Problem requirements>
Can you output the material exactly as written, minus any pictures it holds?

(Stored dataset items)

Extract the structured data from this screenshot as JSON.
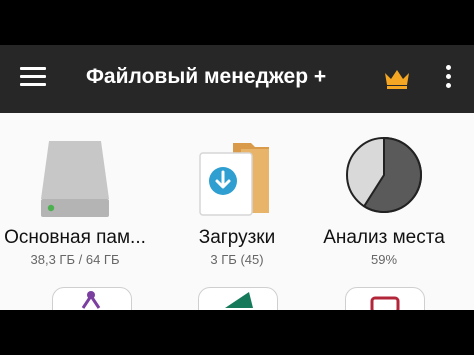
{
  "appbar": {
    "title": "Файловый менеджер +",
    "menu_icon": "hamburger-menu-icon",
    "premium_icon": "crown-icon",
    "more_icon": "more-vert-icon",
    "premium_color": "#f5a623"
  },
  "tiles": [
    {
      "label": "Основная пам...",
      "sub": "38,3 ГБ / 64 ГБ",
      "icon": "storage-drive-icon"
    },
    {
      "label": "Загрузки",
      "sub": "3 ГБ (45)",
      "icon": "downloads-folder-icon"
    },
    {
      "label": "Анализ места",
      "sub": "59%",
      "icon": "pie-chart-icon",
      "used_fraction": 0.59
    }
  ],
  "colors": {
    "appbar_bg": "#272727",
    "screen_bg": "#fafafa",
    "folder": "#e8b46a",
    "download_badge": "#2e9fd0",
    "drive": "#c7c7c7",
    "led": "#4caf50",
    "pie_used": "#5a5a5a",
    "pie_free": "#d9d9d9"
  }
}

Task answer>
Extract the structured data from this screenshot as JSON.
{
  "appbar": {
    "title": "Файловый менеджер +",
    "menu_icon": "hamburger-menu-icon",
    "premium_icon": "crown-icon",
    "more_icon": "more-vert-icon",
    "premium_color": "#f5a623"
  },
  "tiles": [
    {
      "label": "Основная пам...",
      "sub": "38,3 ГБ / 64 ГБ",
      "icon": "storage-drive-icon"
    },
    {
      "label": "Загрузки",
      "sub": "3 ГБ (45)",
      "icon": "downloads-folder-icon"
    },
    {
      "label": "Анализ места",
      "sub": "59%",
      "icon": "pie-chart-icon",
      "used_fraction": 0.59
    }
  ],
  "colors": {
    "appbar_bg": "#272727",
    "screen_bg": "#fafafa",
    "folder": "#e8b46a",
    "download_badge": "#2e9fd0",
    "drive": "#c7c7c7",
    "led": "#4caf50",
    "pie_used": "#5a5a5a",
    "pie_free": "#d9d9d9"
  }
}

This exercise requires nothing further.